EXTRACTED TEXT —
[Start]

Snyder walks it off for hometown Nats vs. Astros

February 23rd, 2020

WEST PALM BEACH, Fla -- watched the Nationals beat the Astros in Game 7 of the World Series from his couch in Warrenton, Va., about 50 miles outside of Washington, D.C. On Sunday, he watched his walk-off, game-winning single evade the Astros’ defense from the batter’s box at FITTEAM Ballpark of the Palm Beaches.

Snyder, who grew up in northern Virginia, played hero in Sunday’s 2-1 victory over Houston in Spring Training split-squad action. With two outs in the ninth, he drove in Jakson Reetz for the deciding run. The 33-year-old clinched a victory for his hometown team and the organization he has been part of for years, but with which he has yet to make a Major League appearance.

“I’m really happy to be back,” Snyder said. “I love what they’re doing here. I love the organization. I love the guys. Obviously getting a chance to play in D.C. is something that means a lot to me because being close to home would be absolutely amazing. But at this point, I’m just so happy to be here and relaxed and having a good time and trying to get some knocks when I can.”

[End]

RECORDED INFORMATION —
[Start]

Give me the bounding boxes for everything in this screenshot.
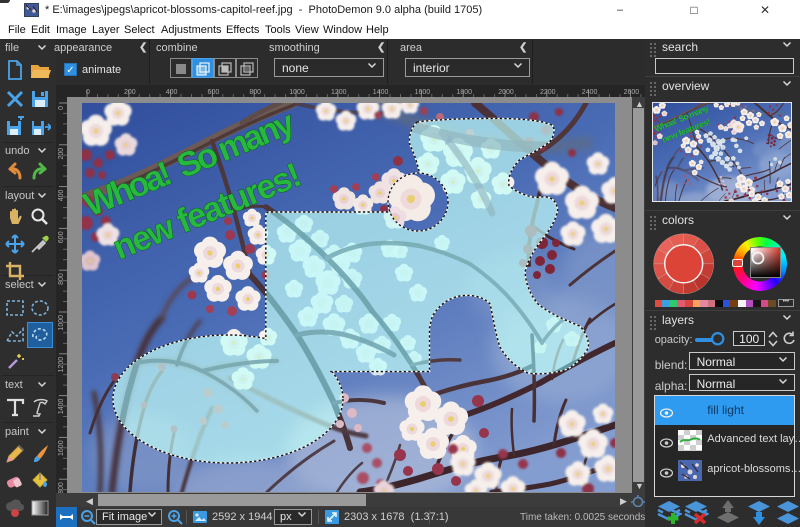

[End]

PROBLEMS —
[A] Translate this sentence from the baseball article into Spanish: "With two outs in the ninth, he drove in Jakson Reetz for the deciding run."
[B] Pick up the article about Snyder's walk-off hit against the Astros after its last sentence and keep writing.
The data has nothing to do with the baseball article.

TASK RESULTS —
[A] Con dos outs en la novena entrada, impulsó a Jakson Reetz con la carrera decisiva.

[B]
Snyder joined the Nationals for Spring Training in 2017. That season, he appeared in 121 games for their Triple-A affiliate. He played in the Rays' organization the following year (including two big league contests) and returned to the Nats’ Spring Training in ‘19. Snyder slashed .257/.314/.537 with 31 home runs and an .852 OPS over 117 Triple-A games with the Fresno Grizzlies.

But Snyder was not called up to be on the Nationals’ championship-winning roster last season. He had been in the same situation with the 2013 Red Sox, so he wasn’t caught off guard by the decision.

“It’s always tough, but at the same time, I understand. I’ve been around a long time,” said Snyder, who was drafted by the Orioles in the first round of the 2005 Draft. “Would I have loved to have been in D.C. to be experiencing that? You better believe it. There’s no doubt about it. But with the roll that they were on and the atmosphere of the clubhouse and the energy that they were carrying, I understand. You don’t want to start kind of going elsewhere. You want to kind of stick with your guys, and I understand that.”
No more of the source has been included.